==== DATASET ROWS

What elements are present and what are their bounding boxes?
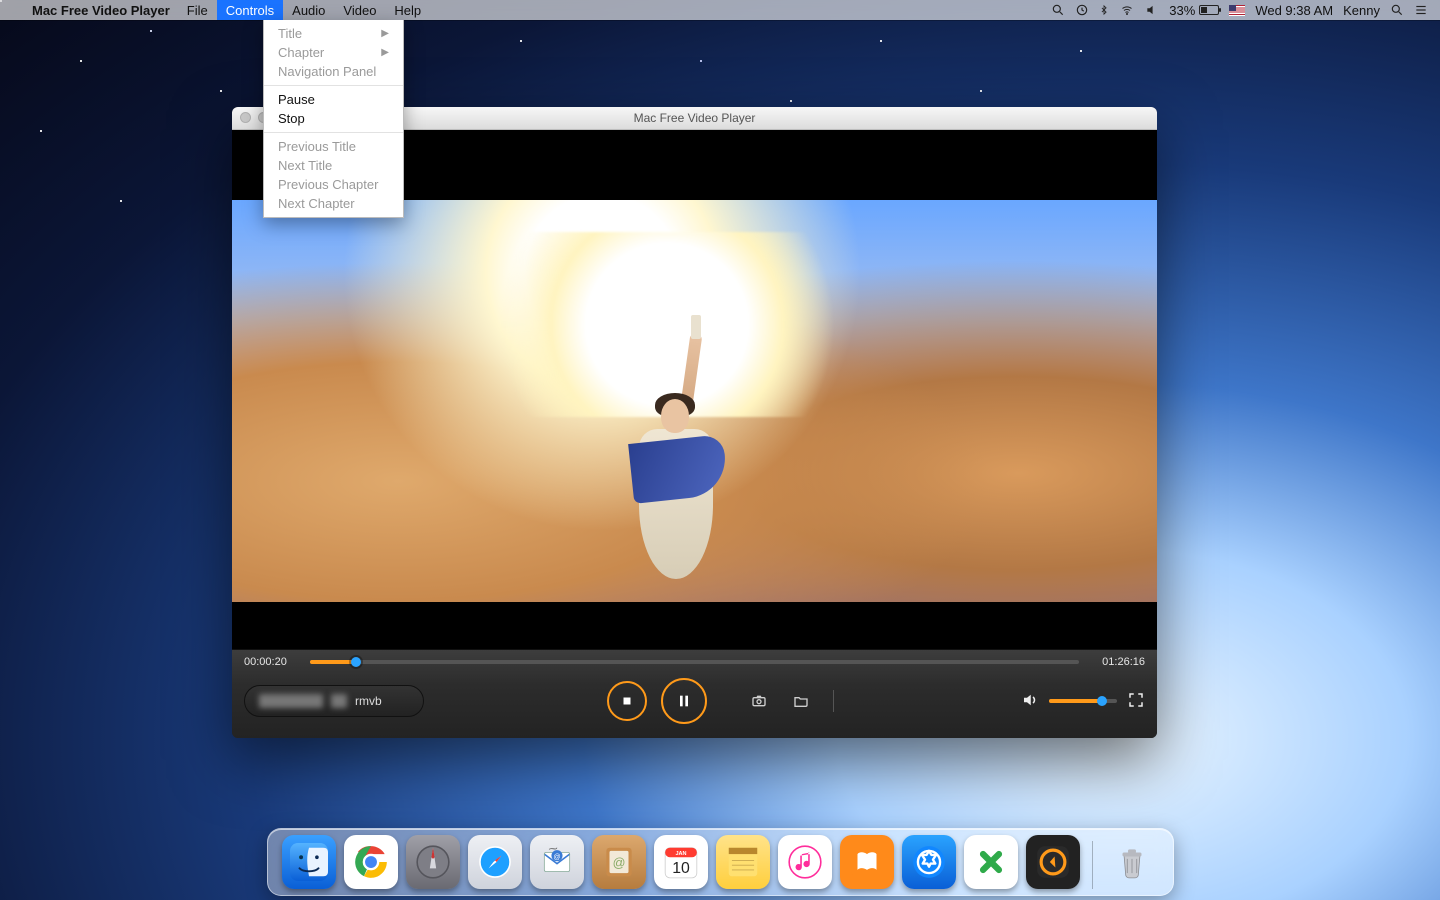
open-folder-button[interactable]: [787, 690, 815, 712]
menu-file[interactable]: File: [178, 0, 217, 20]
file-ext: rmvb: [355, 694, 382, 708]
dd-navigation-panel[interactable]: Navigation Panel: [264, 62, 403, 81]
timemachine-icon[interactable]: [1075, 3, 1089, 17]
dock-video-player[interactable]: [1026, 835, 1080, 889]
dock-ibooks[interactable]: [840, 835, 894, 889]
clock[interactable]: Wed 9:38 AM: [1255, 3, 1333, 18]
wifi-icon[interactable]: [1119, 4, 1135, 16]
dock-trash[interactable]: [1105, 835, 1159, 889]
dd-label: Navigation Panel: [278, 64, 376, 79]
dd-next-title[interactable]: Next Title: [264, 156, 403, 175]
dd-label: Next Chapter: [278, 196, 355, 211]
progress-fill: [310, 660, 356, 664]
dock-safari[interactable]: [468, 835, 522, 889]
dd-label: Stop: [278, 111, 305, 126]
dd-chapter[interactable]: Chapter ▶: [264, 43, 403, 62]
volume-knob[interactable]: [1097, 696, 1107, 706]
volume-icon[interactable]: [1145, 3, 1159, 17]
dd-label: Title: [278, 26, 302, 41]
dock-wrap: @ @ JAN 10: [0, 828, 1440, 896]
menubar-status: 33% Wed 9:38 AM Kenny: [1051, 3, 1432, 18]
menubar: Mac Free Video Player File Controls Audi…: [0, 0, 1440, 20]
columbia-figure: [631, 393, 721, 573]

========

Render the listing above as a Markdown table with the columns "Row" and "Line," giving each line its own numbered row and skipping blank lines. Leave the picture out.

▶ [WORKED SOLUTION]
| Row | Line |
|---|---|
| 1 | What elements are present and what are their bounding boxes? |
| 2 | open-folder-button[interactable]: [787, 690, 815, 712] |
| 3 | menu-file[interactable]: File: [178, 0, 217, 20] |
| 4 | file-ext: rmvb: [355, 694, 382, 708] |
| 5 | dd-navigation-panel[interactable]: Navigation Panel: [264, 62, 403, 81] |
| 6 | timemachine-icon[interactable]: [1075, 3, 1089, 17] |
| 7 | dock-video-player[interactable]: [1026, 835, 1080, 889] |
| 8 | dock-ibooks[interactable]: [840, 835, 894, 889] |
| 9 | clock[interactable]: Wed 9:38 AM: [1255, 3, 1333, 18] |
| 10 | wifi-icon[interactable]: [1119, 4, 1135, 16] |
| 11 | dock-trash[interactable]: [1105, 835, 1159, 889] |
| 12 | dd-label: Navigation Panel: [278, 64, 376, 79] |
| 13 | dd-next-title[interactable]: Next Title: [264, 156, 403, 175] |
| 14 | dd-label: Next Chapter: [278, 196, 355, 211] |
| 15 | progress-fill: [310, 660, 356, 664] |
| 16 | dock-safari[interactable]: [468, 835, 522, 889] |
| 17 | dd-label: Stop: [278, 111, 305, 126] |
| 18 | dd-chapter[interactable]: Chapter ▶: [264, 43, 403, 62] |
| 19 | volume-knob[interactable]: [1097, 696, 1107, 706] |
| 20 | volume-icon[interactable]: [1145, 3, 1159, 17] |
| 21 | dd-label: Title: [278, 26, 302, 41] |
| 22 | dock-wrap: @ @ JAN 10: [0, 828, 1440, 896] |
| 23 | menubar-status: 33% Wed 9:38 AM Kenny: [1051, 3, 1432, 18] |
| 24 | menubar: Mac Free Video Player File Controls Audi…: [0, 0, 1440, 20] |
| 25 | columbia-figure: [631, 393, 721, 573] |